* Start *

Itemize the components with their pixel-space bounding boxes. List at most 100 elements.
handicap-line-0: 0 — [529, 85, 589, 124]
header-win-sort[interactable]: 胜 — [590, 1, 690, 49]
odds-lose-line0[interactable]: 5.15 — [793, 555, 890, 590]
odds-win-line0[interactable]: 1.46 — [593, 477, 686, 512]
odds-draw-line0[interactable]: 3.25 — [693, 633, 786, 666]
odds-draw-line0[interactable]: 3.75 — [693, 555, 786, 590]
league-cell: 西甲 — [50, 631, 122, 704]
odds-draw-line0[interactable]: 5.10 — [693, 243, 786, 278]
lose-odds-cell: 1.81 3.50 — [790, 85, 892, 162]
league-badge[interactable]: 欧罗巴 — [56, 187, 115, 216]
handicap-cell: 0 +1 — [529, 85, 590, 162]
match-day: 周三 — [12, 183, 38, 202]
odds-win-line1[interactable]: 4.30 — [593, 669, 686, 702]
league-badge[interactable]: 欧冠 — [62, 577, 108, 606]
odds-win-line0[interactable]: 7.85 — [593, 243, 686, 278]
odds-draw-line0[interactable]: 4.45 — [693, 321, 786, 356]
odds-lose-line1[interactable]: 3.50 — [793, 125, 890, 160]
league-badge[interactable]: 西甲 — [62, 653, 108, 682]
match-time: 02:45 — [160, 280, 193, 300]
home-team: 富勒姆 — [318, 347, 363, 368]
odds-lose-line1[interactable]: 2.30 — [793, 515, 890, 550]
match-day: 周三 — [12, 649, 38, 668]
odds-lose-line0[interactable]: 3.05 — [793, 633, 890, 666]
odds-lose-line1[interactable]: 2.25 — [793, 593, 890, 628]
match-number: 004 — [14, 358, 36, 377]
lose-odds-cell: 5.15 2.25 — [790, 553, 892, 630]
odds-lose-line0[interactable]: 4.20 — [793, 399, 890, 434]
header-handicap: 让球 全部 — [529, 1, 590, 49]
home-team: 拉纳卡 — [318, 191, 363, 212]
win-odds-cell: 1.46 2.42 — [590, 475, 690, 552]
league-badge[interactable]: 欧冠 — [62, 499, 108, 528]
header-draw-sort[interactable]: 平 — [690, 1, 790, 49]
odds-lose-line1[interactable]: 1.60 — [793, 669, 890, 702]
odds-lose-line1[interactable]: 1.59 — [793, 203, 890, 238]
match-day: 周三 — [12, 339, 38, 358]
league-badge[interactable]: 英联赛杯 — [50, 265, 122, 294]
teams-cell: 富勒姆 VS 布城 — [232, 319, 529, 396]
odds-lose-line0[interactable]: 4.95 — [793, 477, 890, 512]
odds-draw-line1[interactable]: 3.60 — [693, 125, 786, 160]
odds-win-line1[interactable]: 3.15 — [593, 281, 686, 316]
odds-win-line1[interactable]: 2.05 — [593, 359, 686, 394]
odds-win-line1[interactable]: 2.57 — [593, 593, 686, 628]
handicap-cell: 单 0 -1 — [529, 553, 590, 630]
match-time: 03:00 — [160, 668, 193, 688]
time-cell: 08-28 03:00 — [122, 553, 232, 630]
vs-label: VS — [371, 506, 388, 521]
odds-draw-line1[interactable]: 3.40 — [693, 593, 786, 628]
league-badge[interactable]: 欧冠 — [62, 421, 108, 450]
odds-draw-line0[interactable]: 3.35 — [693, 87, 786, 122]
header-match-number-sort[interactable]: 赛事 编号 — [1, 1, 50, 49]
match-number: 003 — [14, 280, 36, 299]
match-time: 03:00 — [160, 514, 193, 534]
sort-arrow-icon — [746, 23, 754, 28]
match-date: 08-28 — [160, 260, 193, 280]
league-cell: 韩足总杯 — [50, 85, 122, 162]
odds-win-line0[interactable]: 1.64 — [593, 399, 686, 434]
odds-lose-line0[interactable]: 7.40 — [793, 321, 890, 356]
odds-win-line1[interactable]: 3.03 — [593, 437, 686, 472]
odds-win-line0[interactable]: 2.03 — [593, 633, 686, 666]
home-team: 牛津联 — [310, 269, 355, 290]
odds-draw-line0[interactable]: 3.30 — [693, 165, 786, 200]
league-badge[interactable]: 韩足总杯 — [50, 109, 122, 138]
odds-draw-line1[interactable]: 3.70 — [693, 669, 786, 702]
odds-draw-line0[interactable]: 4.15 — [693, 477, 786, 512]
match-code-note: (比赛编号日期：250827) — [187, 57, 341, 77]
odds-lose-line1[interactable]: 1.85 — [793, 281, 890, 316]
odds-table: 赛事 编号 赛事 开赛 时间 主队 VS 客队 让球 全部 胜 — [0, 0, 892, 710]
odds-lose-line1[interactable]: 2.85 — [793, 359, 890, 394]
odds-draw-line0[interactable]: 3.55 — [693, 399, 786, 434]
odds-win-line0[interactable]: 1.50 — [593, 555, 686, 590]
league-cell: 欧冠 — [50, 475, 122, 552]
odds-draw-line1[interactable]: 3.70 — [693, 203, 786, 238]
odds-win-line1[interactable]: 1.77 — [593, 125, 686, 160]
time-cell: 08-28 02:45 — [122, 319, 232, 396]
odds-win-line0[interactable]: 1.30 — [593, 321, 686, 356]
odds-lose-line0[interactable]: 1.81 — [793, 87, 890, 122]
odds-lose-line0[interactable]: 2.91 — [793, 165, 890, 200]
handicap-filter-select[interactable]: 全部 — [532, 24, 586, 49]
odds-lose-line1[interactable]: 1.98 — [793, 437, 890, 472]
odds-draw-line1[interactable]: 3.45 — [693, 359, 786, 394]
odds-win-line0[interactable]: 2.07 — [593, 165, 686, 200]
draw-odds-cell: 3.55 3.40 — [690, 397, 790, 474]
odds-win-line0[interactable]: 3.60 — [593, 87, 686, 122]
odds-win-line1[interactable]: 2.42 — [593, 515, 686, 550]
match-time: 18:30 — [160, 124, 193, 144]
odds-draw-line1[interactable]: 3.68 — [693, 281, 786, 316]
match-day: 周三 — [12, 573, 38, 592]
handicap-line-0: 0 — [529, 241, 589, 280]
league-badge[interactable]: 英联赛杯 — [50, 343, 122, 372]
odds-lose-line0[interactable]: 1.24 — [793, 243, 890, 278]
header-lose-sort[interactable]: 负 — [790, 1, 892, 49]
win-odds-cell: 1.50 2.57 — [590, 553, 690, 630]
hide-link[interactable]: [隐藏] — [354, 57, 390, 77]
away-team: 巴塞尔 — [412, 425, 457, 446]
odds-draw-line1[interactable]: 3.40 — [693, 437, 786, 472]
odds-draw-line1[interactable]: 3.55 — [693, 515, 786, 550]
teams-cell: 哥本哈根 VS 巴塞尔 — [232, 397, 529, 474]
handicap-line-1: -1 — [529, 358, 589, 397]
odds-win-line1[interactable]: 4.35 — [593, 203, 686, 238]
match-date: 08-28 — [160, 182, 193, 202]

* End *

→ GOAL
Render every line of the entries above as a numbered list, leaving out any blank lines.

→ SOLUTION FOR THIS TASK
1. Itemize the components with their pixel-space bounding boxes. List at most 100 elements.
2. handicap-line-0: 0 — [529, 85, 589, 124]
3. header-win-sort[interactable]: 胜 — [590, 1, 690, 49]
4. odds-lose-line0[interactable]: 5.15 — [793, 555, 890, 590]
5. odds-win-line0[interactable]: 1.46 — [593, 477, 686, 512]
6. odds-draw-line0[interactable]: 3.25 — [693, 633, 786, 666]
7. odds-draw-line0[interactable]: 3.75 — [693, 555, 786, 590]
8. league-cell: 西甲 — [50, 631, 122, 704]
9. odds-draw-line0[interactable]: 5.10 — [693, 243, 786, 278]
10. lose-odds-cell: 1.81 3.50 — [790, 85, 892, 162]
11. league-badge[interactable]: 欧罗巴 — [56, 187, 115, 216]
12. handicap-cell: 0 +1 — [529, 85, 590, 162]
13. match-day: 周三 — [12, 183, 38, 202]
14. odds-win-line1[interactable]: 4.30 — [593, 669, 686, 702]
15. league-badge[interactable]: 欧冠 — [62, 577, 108, 606]
16. odds-win-line0[interactable]: 7.85 — [593, 243, 686, 278]
17. odds-draw-line0[interactable]: 4.45 — [693, 321, 786, 356]
18. odds-lose-line1[interactable]: 3.50 — [793, 125, 890, 160]
19. league-badge[interactable]: 西甲 — [62, 653, 108, 682]
20. match-time: 02:45 — [160, 280, 193, 300]
21. home-team: 富勒姆 — [318, 347, 363, 368]
22. odds-lose-line1[interactable]: 2.30 — [793, 515, 890, 550]
23. match-day: 周三 — [12, 649, 38, 668]
24. odds-lose-line0[interactable]: 3.05 — [793, 633, 890, 666]
25. odds-lose-line1[interactable]: 2.25 — [793, 593, 890, 628]
26. match-number: 004 — [14, 358, 36, 377]
27. lose-odds-cell: 5.15 2.25 — [790, 553, 892, 630]
28. odds-lose-line0[interactable]: 4.20 — [793, 399, 890, 434]
29. header-handicap: 让球 全部 — [529, 1, 590, 49]
30. home-team: 拉纳卡 — [318, 191, 363, 212]
31. win-odds-cell: 1.46 2.42 — [590, 475, 690, 552]
32. league-badge[interactable]: 欧冠 — [62, 499, 108, 528]
33. header-draw-sort[interactable]: 平 — [690, 1, 790, 49]
34. odds-lose-line1[interactable]: 1.60 — [793, 669, 890, 702]
35. odds-lose-line1[interactable]: 1.59 — [793, 203, 890, 238]
36. match-day: 周三 — [12, 339, 38, 358]
37. league-badge[interactable]: 英联赛杯 — [50, 265, 122, 294]
38. teams-cell: 富勒姆 VS 布城 — [232, 319, 529, 396]
39. odds-lose-line0[interactable]: 4.95 — [793, 477, 890, 512]
40. odds-draw-line1[interactable]: 3.60 — [693, 125, 786, 160]
41. odds-win-line1[interactable]: 3.15 — [593, 281, 686, 316]
42. odds-win-line1[interactable]: 2.05 — [593, 359, 686, 394]
43. odds-win-line1[interactable]: 2.57 — [593, 593, 686, 628]
44. handicap-cell: 单 0 -1 — [529, 553, 590, 630]
45. match-time: 03:00 — [160, 668, 193, 688]
46. time-cell: 08-28 03:00 — [122, 553, 232, 630]
47. vs-label: VS — [371, 506, 388, 521]
48. odds-draw-line1[interactable]: 3.40 — [693, 593, 786, 628]
49. league-badge[interactable]: 欧冠 — [62, 421, 108, 450]
50. odds-draw-line0[interactable]: 3.35 — [693, 87, 786, 122]
51. header-match-number-sort[interactable]: 赛事 编号 — [1, 1, 50, 49]
52. match-number: 003 — [14, 280, 36, 299]
53. match-time: 03:00 — [160, 514, 193, 534]
54. sort-arrow-icon — [746, 23, 754, 28]
55. match-date: 08-28 — [160, 260, 193, 280]
56. league-cell: 韩足总杯 — [50, 85, 122, 162]
57. odds-win-line0[interactable]: 1.64 — [593, 399, 686, 434]
58. odds-lose-line0[interactable]: 7.40 — [793, 321, 890, 356]
59. odds-win-line1[interactable]: 3.03 — [593, 437, 686, 472]
60. odds-win-line0[interactable]: 2.03 — [593, 633, 686, 666]
61. home-team: 牛津联 — [310, 269, 355, 290]
62. odds-draw-line0[interactable]: 3.30 — [693, 165, 786, 200]
63. league-badge[interactable]: 韩足总杯 — [50, 109, 122, 138]
64. odds-draw-line1[interactable]: 3.70 — [693, 669, 786, 702]
65. odds-draw-line0[interactable]: 4.15 — [693, 477, 786, 512]
66. match-code-note: (比赛编号日期：250827) — [187, 57, 341, 77]
67. odds-lose-line1[interactable]: 1.85 — [793, 281, 890, 316]
68. odds-table: 赛事 编号 赛事 开赛 时间 主队 VS 客队 让球 全部 胜 — [0, 0, 892, 710]
69. odds-lose-line1[interactable]: 2.85 — [793, 359, 890, 394]
70. odds-draw-line0[interactable]: 3.55 — [693, 399, 786, 434]
71. odds-win-line0[interactable]: 1.50 — [593, 555, 686, 590]
72. league-cell: 欧冠 — [50, 475, 122, 552]
73. odds-draw-line1[interactable]: 3.70 — [693, 203, 786, 238]
74. odds-win-line1[interactable]: 1.77 — [593, 125, 686, 160]
75. time-cell: 08-28 02:45 — [122, 319, 232, 396]
76. odds-win-line0[interactable]: 1.30 — [593, 321, 686, 356]
77. odds-lose-line0[interactable]: 1.81 — [793, 87, 890, 122]
78. odds-lose-line0[interactable]: 2.91 — [793, 165, 890, 200]
79. handicap-filter-select[interactable]: 全部 — [532, 24, 586, 49]
80. odds-lose-line1[interactable]: 1.98 — [793, 437, 890, 472]
81. odds-draw-line1[interactable]: 3.45 — [693, 359, 786, 394]
82. odds-win-line0[interactable]: 2.07 — [593, 165, 686, 200]
83. draw-odds-cell: 3.55 3.40 — [690, 397, 790, 474]
84. odds-win-line0[interactable]: 3.60 — [593, 87, 686, 122]
85. odds-win-line1[interactable]: 2.42 — [593, 515, 686, 550]
86. match-time: 18:30 — [160, 124, 193, 144]
87. odds-draw-line1[interactable]: 3.68 — [693, 281, 786, 316]
88. match-day: 周三 — [12, 573, 38, 592]
89. handicap-line-0: 0 — [529, 241, 589, 280]
90. league-badge[interactable]: 英联赛杯 — [50, 343, 122, 372]
91. odds-lose-line0[interactable]: 1.24 — [793, 243, 890, 278]
92. header-lose-sort[interactable]: 负 — [790, 1, 892, 49]
93. win-odds-cell: 1.50 2.57 — [590, 553, 690, 630]
94. hide-link[interactable]: [隐藏] — [354, 57, 390, 77]
95. away-team: 巴塞尔 — [412, 425, 457, 446]
96. odds-draw-line1[interactable]: 3.40 — [693, 437, 786, 472]
97. odds-draw-line1[interactable]: 3.55 — [693, 515, 786, 550]
98. teams-cell: 哥本哈根 VS 巴塞尔 — [232, 397, 529, 474]
99. handicap-line-1: -1 — [529, 358, 589, 397]
100. odds-win-line1[interactable]: 4.35 — [593, 203, 686, 238]
101. match-date: 08-28 — [160, 182, 193, 202]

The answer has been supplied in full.